TASK GOAL
Collect all lines below with the string "text".

RECORDS FOR THE TASK
** START **

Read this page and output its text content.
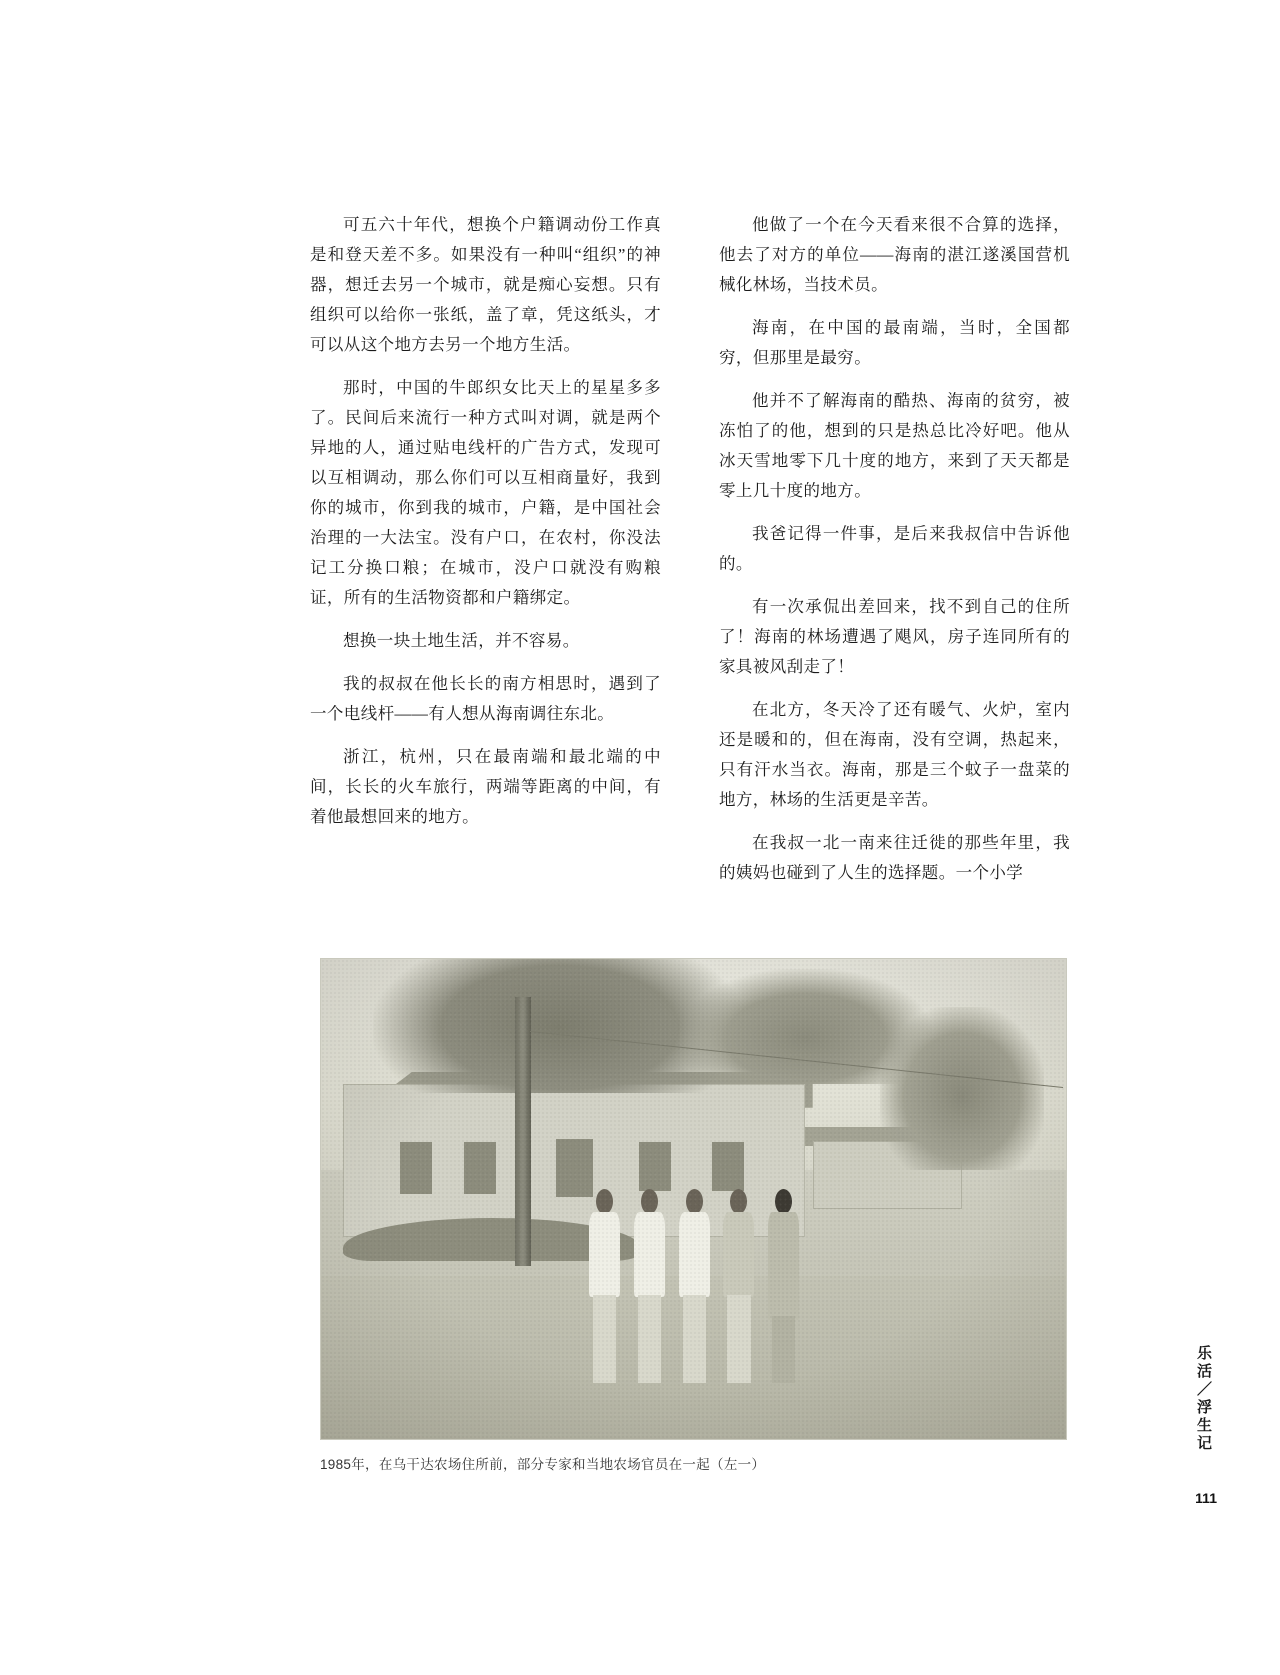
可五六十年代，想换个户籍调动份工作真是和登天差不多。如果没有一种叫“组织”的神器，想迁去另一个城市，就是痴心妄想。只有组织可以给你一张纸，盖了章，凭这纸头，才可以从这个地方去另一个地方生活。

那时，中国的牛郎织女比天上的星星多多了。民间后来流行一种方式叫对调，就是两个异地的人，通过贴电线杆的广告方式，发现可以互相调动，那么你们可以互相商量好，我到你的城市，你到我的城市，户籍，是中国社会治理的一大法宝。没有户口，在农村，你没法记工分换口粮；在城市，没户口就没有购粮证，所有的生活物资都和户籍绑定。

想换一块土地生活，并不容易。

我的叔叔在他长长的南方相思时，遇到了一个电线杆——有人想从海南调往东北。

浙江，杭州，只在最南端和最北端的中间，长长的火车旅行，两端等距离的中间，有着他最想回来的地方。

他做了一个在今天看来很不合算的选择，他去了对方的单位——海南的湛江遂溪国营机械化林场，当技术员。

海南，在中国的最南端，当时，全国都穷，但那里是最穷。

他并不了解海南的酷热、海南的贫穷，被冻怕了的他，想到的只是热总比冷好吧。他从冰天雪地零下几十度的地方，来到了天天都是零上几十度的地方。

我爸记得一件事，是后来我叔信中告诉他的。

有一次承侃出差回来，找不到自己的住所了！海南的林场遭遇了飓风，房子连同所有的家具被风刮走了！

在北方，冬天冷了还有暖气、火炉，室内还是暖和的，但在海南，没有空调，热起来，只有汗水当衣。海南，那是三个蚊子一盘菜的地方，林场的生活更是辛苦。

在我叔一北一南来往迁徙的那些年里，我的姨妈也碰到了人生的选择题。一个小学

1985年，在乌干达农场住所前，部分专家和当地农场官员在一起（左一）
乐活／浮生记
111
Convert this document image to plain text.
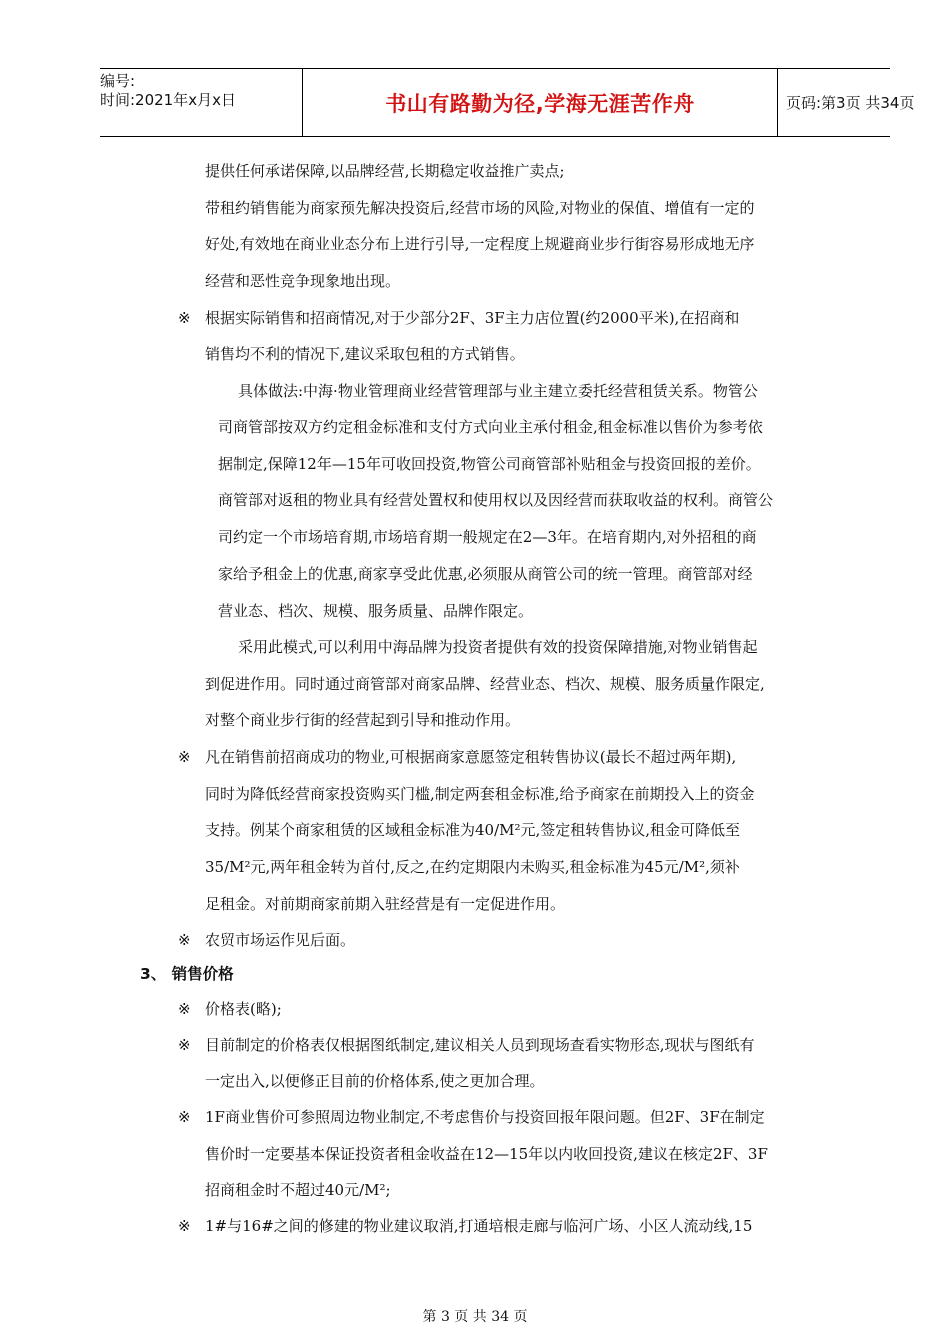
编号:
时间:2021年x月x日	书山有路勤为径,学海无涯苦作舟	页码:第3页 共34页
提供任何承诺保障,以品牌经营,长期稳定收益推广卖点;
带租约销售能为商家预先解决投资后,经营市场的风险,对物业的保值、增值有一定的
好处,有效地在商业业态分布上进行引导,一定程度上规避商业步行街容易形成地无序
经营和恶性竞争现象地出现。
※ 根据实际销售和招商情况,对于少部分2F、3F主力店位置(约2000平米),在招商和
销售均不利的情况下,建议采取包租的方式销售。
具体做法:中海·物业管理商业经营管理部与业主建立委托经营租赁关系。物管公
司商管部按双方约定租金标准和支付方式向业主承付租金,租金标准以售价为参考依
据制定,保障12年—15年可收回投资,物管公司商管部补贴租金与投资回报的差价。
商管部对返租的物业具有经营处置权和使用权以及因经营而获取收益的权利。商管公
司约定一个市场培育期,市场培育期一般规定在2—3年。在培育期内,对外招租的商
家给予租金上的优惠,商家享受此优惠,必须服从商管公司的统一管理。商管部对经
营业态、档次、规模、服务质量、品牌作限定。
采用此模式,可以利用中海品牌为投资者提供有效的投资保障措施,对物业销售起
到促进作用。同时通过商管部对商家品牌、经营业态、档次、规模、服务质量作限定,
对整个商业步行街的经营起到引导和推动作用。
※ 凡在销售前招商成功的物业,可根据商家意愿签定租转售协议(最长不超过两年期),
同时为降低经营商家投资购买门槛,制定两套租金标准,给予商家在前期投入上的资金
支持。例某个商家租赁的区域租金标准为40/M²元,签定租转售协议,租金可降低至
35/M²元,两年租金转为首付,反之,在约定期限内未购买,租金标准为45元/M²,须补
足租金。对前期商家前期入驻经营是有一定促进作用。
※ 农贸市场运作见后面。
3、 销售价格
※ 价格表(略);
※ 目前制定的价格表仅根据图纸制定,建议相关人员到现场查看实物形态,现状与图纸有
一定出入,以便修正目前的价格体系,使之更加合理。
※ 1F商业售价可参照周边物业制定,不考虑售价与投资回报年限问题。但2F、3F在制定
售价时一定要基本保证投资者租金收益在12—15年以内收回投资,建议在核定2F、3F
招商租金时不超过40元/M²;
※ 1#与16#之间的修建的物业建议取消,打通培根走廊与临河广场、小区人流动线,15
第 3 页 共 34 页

** END **

TASK SOLUTION
Read this page and output its text content.
Convert this document image to plain text.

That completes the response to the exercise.